What you are asked to do
Quote the stretch from the line containing "331, 683, 716]" through the line containing "332, 69, 477]" word for word, and include both of those lines.

Listed records
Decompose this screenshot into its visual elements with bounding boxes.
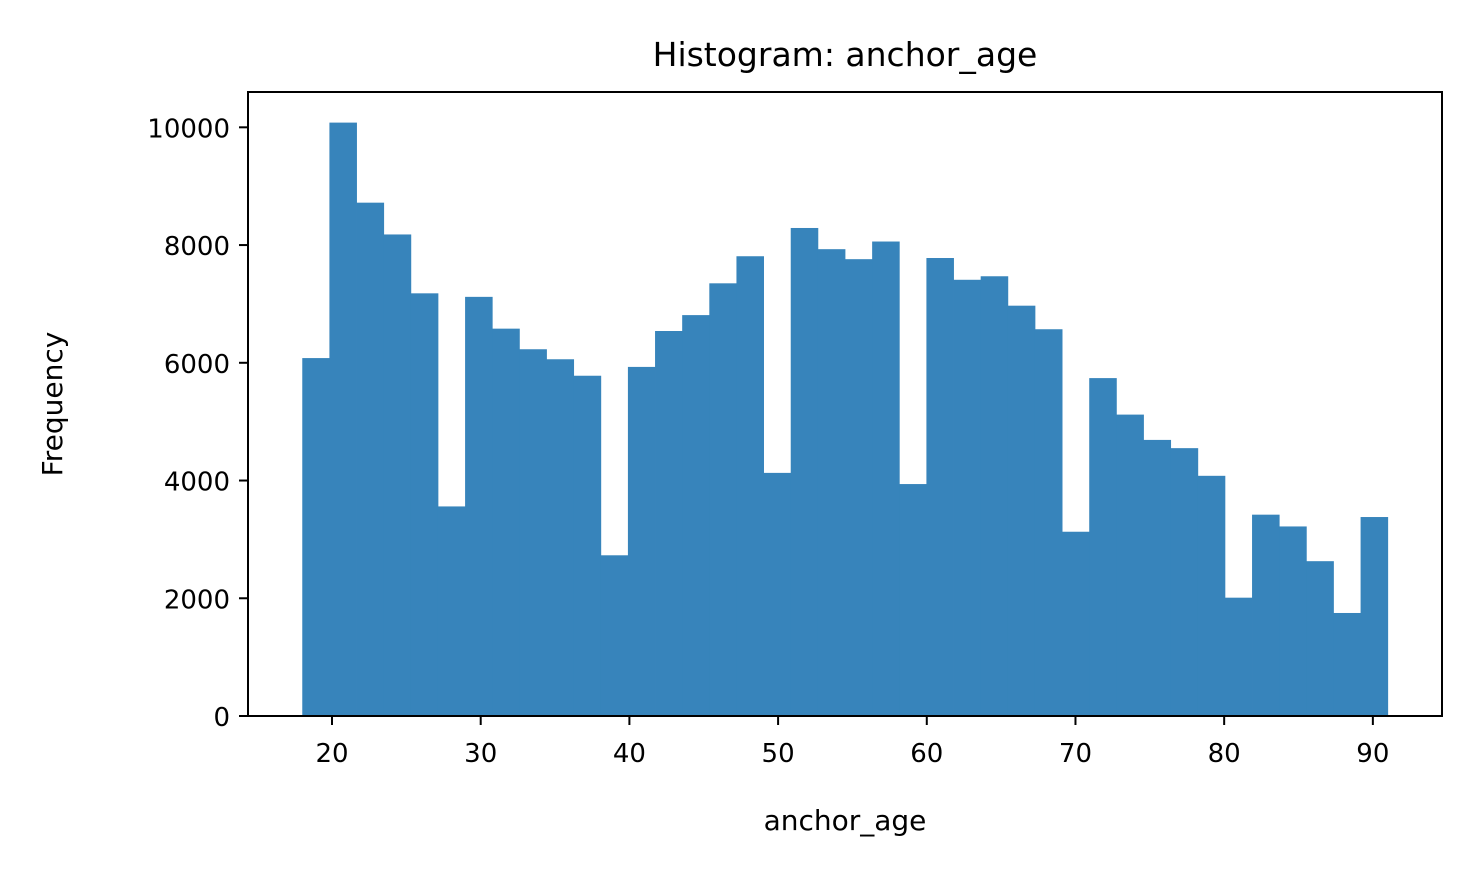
histogram-bar	[655, 331, 683, 716]
x-axis-ticks: 20 30 40 50 60 70 80 90	[315, 716, 1389, 769]
histogram-bar	[627, 366, 656, 716]
y-tick-label: 10000	[147, 114, 230, 144]
histogram-bar	[899, 484, 927, 716]
histogram-bar	[329, 122, 357, 717]
histogram-bar	[546, 359, 575, 716]
y-axis-label: Frequency	[36, 332, 69, 477]
y-tick-label: 2000	[164, 585, 230, 615]
bars-group	[302, 122, 1389, 717]
histogram-bar	[1279, 526, 1307, 716]
histogram-bar	[383, 234, 412, 716]
histogram-bar	[410, 293, 439, 716]
axes-frame	[247, 91, 1443, 717]
x-tick-label: 90	[1356, 739, 1389, 769]
histogram-bar	[519, 349, 547, 716]
histogram-bar	[1143, 439, 1172, 716]
histogram-bar	[573, 375, 602, 716]
histogram-bar	[600, 555, 629, 716]
y-tick-label: 0	[213, 703, 230, 733]
histogram-bar	[1007, 305, 1036, 716]
histogram-bar	[1360, 517, 1389, 716]
histogram-bar	[492, 328, 520, 716]
x-tick-label: 30	[464, 739, 497, 769]
histogram-bar	[437, 506, 466, 716]
histogram-bar	[872, 241, 900, 716]
histogram-bar	[817, 249, 846, 716]
histogram-bar	[1170, 448, 1199, 716]
histogram-bar	[1306, 561, 1334, 716]
x-tick-label: 40	[613, 739, 646, 769]
histogram-bar	[953, 279, 982, 716]
histogram-bar	[736, 256, 764, 716]
histogram-bar	[1333, 612, 1361, 716]
histogram-bar	[1089, 378, 1117, 716]
chart-title: Histogram: anchor_age	[653, 35, 1038, 74]
x-tick-label: 70	[1059, 739, 1092, 769]
x-tick-label: 80	[1208, 739, 1241, 769]
y-tick-label: 8000	[164, 232, 230, 262]
histogram-bar	[790, 227, 819, 717]
histogram-bar	[682, 315, 710, 716]
histogram-bar	[845, 259, 873, 716]
histogram-bar	[1252, 514, 1280, 716]
x-axis-label: anchor_age	[764, 804, 927, 837]
histogram-bar	[1224, 597, 1253, 716]
x-tick-label: 20	[315, 739, 348, 769]
histogram-bar	[926, 258, 954, 716]
histogram-bar	[465, 296, 493, 716]
x-tick-label: 50	[762, 739, 795, 769]
histogram-bar	[763, 472, 792, 716]
histogram-bar	[980, 276, 1009, 716]
histogram-bar	[1197, 475, 1226, 716]
histogram-bar	[356, 202, 385, 717]
histogram-bar	[709, 283, 737, 716]
y-axis-ticks: 0 2000 4000 6000 8000 10000	[147, 114, 248, 733]
y-tick-label: 6000	[164, 350, 230, 380]
histogram-bar	[1116, 414, 1144, 716]
histogram-bar	[302, 358, 330, 716]
histogram-bar	[1062, 531, 1090, 716]
x-tick-label: 60	[910, 739, 943, 769]
histogram-bar	[1034, 329, 1063, 716]
y-tick-label: 4000	[164, 468, 230, 498]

Task response
histogram-bar	[655, 331, 683, 716]
x-axis-ticks: 20 30 40 50 60 70 80 90	[315, 716, 1389, 769]
histogram-bar	[627, 366, 656, 716]
y-tick-label: 10000	[147, 114, 230, 144]
histogram-bar	[899, 484, 927, 716]
histogram-bar	[329, 122, 357, 717]
histogram-bar	[546, 359, 575, 716]
y-axis-label: Frequency	[36, 332, 69, 477]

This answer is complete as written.